Material supplied>
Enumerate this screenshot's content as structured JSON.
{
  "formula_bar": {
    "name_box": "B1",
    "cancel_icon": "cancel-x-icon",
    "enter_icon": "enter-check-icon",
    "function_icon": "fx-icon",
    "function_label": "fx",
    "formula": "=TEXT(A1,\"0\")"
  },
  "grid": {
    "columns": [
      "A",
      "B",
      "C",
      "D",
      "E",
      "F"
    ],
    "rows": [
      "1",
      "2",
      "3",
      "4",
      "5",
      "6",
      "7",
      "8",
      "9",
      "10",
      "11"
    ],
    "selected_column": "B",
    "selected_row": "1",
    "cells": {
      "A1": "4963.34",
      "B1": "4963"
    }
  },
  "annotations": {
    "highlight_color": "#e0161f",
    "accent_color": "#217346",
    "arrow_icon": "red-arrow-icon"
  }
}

==

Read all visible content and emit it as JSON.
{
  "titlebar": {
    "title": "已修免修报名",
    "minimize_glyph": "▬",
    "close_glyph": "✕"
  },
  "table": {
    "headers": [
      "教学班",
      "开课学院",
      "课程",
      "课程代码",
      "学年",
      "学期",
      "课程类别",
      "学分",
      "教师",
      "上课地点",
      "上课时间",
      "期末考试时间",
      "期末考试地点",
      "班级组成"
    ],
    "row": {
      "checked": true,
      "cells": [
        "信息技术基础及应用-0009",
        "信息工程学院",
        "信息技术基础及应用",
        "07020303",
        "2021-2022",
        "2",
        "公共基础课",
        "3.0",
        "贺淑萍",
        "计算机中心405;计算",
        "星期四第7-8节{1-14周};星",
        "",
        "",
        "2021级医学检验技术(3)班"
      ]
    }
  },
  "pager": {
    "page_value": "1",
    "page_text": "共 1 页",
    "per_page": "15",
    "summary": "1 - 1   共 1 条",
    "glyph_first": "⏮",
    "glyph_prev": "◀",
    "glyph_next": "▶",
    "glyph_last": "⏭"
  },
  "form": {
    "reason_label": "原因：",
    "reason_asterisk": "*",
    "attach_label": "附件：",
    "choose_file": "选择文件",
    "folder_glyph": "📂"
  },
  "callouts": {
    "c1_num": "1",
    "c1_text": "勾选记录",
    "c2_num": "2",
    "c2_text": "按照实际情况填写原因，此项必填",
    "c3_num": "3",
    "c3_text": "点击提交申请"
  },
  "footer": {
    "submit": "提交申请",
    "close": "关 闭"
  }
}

What the task asks>
Pick out lines containing the word "JSON", each one as written.

Complete response>
Enumerate this screenshot's content as structured JSON.
Read all visible content and emit it as JSON.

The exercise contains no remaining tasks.